[WHAT IS EXPECTED] Copy every line of the entries that has the string "established" in it.
=== Section Start ===
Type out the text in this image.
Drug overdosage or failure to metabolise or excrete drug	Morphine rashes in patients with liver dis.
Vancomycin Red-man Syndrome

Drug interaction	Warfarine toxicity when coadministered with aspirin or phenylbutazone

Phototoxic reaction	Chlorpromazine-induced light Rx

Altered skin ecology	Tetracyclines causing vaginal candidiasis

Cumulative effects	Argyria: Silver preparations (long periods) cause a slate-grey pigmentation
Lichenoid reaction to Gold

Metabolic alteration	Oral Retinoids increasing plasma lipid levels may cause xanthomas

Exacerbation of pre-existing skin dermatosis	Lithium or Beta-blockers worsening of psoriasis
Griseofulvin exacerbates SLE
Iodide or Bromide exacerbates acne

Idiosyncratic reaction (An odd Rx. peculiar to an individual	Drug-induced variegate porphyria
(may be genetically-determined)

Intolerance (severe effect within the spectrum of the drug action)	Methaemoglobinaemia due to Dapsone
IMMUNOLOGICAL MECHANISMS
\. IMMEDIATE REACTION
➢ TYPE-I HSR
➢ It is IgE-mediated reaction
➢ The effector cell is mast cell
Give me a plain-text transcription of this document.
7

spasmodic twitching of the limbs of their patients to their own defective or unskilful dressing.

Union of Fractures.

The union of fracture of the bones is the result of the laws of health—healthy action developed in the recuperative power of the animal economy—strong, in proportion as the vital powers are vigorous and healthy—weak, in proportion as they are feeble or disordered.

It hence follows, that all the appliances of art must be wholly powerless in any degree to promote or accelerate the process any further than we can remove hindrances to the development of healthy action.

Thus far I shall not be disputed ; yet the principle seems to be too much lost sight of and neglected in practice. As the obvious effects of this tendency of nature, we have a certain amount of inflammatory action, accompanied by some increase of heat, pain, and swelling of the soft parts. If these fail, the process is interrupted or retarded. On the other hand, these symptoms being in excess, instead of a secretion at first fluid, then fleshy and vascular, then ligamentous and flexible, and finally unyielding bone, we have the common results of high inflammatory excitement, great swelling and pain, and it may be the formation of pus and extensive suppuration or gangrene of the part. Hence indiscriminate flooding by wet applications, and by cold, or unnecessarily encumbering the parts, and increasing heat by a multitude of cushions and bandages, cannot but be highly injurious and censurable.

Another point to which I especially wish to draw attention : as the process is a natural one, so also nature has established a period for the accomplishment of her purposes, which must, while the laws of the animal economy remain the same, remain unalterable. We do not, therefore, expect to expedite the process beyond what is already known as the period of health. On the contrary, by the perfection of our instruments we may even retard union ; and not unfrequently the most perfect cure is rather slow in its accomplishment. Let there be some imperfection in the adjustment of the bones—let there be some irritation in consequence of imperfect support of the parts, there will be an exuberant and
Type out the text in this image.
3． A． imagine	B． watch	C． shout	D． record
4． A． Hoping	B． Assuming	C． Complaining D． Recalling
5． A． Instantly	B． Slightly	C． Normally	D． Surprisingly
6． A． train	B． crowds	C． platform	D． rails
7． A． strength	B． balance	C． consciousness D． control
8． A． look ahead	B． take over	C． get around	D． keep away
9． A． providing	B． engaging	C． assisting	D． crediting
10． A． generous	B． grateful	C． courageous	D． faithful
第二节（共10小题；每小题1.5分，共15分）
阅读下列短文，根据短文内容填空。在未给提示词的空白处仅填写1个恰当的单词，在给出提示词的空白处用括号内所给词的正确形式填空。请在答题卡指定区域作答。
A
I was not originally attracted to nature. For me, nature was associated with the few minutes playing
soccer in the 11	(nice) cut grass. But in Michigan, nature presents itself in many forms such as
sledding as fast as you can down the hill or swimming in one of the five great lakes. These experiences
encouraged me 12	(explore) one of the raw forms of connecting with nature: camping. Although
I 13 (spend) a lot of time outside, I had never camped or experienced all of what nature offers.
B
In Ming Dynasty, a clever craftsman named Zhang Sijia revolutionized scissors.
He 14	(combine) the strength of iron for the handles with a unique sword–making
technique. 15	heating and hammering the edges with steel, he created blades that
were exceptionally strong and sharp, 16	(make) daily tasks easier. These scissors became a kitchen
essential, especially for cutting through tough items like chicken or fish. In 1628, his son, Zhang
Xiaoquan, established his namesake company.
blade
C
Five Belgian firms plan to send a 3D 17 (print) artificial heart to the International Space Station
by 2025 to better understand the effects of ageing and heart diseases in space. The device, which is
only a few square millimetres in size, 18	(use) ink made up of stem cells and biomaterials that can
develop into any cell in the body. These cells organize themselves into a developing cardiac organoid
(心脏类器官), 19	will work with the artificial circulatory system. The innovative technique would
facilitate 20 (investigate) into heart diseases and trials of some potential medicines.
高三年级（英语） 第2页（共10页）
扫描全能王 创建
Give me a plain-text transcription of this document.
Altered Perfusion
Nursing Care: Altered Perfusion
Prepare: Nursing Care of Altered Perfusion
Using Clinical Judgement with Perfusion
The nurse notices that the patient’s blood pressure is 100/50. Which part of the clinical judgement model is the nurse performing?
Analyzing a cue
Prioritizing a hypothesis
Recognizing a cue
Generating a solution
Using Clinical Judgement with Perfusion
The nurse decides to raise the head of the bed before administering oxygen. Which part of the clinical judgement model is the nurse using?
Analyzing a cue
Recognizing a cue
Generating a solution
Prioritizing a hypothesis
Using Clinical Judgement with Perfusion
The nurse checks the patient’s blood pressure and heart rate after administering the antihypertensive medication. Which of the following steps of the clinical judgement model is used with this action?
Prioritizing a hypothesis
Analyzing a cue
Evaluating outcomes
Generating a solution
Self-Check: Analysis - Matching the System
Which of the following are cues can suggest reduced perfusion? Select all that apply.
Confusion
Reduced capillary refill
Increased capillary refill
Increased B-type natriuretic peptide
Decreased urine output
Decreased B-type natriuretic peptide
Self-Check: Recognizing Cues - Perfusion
=== Section End ===
[YOUR SOLUTION]
Another point to which I especially wish to draw attention : as the process is a natural one, so also nature has established a period for the accomplishment of her purposes, which must, while the laws of the animal economy remain the same, remain unalterable. We do not, therefore, expect to expedite the process beyond what is already known as the period of health. On the contrary, by the perfection of our instruments we may even retard union ; and not unfrequently the most perfect cure is rather slow in its accomplishment. Let there be some imperfection in the adjustment of the bones—let there be some irritation in consequence of imperfect support of the parts, there will be an exuberant and
Xiaoquan, established his namesake company.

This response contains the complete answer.